*Given request*
Return the number of lines in which the word "some" appears; add nothing else.

*Given data*
-----

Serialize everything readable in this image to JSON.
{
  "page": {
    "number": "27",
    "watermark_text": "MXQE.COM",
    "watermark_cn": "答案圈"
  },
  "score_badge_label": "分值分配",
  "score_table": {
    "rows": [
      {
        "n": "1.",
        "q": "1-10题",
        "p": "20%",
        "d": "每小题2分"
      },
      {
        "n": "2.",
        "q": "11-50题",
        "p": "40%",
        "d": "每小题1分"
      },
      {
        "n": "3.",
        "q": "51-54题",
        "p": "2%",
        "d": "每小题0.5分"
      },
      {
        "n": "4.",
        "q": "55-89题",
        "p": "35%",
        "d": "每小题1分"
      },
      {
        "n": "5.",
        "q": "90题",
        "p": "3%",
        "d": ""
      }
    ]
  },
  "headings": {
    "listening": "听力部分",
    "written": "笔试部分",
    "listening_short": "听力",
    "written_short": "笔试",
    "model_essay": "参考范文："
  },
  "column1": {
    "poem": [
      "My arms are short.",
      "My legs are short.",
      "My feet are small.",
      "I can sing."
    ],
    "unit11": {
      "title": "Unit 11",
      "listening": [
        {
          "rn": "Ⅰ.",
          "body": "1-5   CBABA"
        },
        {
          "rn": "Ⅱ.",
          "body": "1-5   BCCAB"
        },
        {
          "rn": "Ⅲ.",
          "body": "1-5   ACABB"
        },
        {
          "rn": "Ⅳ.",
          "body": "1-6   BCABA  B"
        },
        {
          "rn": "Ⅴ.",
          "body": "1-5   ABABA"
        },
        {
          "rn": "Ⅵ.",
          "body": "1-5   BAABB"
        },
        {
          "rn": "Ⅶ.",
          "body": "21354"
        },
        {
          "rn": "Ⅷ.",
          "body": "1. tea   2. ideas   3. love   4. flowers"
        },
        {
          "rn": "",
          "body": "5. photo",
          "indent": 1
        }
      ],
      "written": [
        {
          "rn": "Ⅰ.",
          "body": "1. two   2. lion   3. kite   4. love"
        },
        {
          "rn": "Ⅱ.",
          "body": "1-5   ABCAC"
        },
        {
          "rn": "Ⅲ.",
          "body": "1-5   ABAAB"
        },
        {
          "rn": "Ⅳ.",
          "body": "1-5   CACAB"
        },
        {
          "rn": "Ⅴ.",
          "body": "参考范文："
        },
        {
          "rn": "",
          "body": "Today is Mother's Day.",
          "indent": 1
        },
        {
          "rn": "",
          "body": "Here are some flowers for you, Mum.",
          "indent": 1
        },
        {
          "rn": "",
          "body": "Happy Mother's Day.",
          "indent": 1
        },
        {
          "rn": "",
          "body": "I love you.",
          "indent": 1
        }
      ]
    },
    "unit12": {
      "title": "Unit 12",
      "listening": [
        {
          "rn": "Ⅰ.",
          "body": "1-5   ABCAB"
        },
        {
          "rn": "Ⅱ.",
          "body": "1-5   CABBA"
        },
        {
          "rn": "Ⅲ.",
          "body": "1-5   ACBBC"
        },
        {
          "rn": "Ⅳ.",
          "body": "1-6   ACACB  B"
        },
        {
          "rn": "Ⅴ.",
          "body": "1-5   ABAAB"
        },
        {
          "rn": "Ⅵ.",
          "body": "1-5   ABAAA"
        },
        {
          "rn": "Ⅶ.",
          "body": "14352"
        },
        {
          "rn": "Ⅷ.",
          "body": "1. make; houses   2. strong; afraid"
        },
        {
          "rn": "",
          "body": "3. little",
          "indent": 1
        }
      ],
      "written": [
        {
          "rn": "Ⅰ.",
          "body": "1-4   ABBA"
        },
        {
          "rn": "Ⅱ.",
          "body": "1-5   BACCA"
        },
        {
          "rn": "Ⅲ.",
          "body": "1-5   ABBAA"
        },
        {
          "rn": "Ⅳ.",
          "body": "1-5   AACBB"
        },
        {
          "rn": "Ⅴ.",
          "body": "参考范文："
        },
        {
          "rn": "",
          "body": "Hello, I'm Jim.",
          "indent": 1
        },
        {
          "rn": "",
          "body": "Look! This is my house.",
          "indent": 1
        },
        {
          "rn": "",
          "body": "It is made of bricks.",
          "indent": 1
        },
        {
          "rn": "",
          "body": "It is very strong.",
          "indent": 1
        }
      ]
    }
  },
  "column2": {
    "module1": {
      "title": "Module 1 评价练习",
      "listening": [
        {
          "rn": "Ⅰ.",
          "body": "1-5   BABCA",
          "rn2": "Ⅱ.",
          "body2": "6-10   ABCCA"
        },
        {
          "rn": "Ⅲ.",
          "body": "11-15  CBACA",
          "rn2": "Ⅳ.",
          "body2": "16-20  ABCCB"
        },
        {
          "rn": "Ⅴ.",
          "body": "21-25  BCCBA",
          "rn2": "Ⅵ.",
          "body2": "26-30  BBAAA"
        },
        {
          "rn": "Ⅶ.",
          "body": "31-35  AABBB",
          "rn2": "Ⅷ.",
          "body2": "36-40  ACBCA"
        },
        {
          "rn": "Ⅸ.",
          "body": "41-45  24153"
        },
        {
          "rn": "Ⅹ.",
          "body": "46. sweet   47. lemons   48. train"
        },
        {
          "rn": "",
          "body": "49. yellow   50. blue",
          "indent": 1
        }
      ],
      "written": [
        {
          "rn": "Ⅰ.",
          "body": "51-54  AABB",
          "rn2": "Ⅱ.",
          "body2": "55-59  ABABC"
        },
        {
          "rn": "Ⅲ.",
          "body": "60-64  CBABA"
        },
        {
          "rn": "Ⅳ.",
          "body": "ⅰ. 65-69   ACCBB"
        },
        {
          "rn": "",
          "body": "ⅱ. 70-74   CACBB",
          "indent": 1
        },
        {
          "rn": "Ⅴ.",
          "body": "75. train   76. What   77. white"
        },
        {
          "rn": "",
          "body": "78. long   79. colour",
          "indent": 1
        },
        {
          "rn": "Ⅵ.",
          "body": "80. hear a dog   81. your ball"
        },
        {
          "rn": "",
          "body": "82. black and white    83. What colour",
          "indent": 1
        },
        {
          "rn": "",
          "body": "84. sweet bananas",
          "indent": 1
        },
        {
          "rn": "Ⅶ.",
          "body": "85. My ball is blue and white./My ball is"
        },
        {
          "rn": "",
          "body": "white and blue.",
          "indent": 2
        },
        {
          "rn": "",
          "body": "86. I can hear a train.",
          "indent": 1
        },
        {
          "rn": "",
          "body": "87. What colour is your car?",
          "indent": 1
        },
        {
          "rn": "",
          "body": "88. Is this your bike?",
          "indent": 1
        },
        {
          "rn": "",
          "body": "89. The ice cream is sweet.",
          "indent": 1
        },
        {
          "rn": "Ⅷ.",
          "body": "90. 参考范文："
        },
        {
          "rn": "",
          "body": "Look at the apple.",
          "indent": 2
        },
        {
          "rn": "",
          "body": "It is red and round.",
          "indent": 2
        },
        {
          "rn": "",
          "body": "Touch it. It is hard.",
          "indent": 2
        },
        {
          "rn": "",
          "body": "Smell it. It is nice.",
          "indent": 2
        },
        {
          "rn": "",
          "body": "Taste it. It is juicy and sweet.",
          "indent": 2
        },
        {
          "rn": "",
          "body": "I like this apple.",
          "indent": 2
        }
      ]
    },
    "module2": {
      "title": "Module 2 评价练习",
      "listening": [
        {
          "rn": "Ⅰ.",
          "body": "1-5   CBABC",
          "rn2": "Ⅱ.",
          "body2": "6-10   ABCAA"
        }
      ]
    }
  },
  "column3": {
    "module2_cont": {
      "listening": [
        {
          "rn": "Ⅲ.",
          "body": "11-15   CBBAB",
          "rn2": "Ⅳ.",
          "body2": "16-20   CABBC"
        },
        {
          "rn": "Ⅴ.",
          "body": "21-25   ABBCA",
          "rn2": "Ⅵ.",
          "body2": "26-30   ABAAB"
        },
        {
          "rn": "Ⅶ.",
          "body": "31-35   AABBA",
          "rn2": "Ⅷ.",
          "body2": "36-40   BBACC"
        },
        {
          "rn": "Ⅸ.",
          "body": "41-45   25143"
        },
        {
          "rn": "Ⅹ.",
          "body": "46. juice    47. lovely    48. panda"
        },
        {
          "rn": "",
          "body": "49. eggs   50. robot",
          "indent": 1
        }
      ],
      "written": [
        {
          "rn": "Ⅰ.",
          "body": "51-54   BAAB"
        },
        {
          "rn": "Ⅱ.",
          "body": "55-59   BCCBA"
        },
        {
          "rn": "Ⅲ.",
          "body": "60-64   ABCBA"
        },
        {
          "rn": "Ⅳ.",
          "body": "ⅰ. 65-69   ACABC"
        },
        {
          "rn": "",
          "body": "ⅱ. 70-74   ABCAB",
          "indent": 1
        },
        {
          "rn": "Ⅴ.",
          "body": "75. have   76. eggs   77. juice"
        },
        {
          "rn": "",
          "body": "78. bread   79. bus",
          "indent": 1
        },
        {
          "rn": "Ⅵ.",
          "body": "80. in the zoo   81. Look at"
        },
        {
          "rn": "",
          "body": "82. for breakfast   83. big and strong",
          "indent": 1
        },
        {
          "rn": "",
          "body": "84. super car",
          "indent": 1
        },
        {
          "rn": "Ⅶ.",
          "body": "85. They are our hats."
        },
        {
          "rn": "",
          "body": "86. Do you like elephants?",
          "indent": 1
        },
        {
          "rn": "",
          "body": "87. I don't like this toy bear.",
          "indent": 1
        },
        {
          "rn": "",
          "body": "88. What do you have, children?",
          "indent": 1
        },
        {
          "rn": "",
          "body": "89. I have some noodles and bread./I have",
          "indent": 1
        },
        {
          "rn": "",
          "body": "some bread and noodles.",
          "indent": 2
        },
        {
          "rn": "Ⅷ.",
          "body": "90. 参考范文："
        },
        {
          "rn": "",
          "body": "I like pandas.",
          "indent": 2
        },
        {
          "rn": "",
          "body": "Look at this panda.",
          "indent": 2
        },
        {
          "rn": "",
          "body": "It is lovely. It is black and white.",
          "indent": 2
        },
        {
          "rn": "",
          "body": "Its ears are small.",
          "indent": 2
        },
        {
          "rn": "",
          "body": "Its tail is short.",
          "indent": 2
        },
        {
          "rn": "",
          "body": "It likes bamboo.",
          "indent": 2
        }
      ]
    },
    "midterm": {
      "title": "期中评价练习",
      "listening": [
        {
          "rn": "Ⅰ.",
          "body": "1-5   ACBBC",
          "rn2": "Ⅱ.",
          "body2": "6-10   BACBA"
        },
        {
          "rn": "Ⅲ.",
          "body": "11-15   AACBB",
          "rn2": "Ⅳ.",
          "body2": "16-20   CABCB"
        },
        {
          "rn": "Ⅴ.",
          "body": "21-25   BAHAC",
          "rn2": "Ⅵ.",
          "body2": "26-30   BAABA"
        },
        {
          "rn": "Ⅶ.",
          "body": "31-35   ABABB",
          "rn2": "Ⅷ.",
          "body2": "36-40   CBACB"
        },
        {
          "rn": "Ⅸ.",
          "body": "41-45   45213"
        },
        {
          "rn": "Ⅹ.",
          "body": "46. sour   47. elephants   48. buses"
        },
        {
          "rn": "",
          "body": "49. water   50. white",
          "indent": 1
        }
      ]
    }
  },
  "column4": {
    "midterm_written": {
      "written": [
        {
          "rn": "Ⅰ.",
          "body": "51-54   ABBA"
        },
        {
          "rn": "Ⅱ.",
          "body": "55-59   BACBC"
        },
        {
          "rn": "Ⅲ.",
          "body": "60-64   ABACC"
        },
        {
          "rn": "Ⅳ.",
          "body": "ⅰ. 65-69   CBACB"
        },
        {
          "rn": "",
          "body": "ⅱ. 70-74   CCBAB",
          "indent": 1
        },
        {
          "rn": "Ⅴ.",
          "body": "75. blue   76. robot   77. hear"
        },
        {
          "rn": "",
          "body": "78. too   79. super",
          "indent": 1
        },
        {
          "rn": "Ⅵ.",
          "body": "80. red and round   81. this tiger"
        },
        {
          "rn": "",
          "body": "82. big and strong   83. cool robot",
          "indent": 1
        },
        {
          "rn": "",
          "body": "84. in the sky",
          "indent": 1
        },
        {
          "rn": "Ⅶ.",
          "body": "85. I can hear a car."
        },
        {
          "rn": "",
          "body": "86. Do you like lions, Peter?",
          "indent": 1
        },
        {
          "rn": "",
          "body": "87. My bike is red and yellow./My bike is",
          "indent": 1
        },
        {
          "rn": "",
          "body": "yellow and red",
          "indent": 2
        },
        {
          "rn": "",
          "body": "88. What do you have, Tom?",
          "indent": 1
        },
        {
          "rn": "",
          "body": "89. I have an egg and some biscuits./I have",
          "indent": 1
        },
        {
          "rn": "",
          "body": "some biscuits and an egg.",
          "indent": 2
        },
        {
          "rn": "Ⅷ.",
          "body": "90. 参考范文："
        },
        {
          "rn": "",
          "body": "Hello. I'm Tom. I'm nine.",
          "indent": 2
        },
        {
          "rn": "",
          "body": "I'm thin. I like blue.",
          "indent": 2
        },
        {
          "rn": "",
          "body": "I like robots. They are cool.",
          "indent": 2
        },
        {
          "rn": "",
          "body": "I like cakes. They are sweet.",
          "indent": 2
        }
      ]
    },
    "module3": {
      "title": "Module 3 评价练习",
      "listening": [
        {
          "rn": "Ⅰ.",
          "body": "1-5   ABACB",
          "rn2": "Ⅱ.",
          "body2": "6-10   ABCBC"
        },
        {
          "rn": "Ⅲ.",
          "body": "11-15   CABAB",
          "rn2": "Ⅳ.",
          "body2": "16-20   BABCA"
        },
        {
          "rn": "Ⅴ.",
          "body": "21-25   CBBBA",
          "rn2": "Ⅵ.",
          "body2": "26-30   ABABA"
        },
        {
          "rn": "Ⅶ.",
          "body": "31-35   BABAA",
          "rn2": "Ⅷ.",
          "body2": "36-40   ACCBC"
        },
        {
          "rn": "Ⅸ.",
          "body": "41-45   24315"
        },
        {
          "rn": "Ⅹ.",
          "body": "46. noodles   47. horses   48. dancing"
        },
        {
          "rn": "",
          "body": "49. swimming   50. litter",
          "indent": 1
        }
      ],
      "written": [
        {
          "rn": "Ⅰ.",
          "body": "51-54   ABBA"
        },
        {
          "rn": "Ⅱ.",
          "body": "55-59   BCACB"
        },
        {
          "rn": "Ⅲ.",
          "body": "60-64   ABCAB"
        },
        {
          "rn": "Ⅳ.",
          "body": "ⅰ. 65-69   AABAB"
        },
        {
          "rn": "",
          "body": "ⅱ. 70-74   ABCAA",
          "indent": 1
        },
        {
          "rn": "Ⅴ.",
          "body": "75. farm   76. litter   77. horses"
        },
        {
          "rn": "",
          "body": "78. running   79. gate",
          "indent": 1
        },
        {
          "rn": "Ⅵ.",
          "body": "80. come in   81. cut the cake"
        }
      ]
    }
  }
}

-----

*Problem solution*
5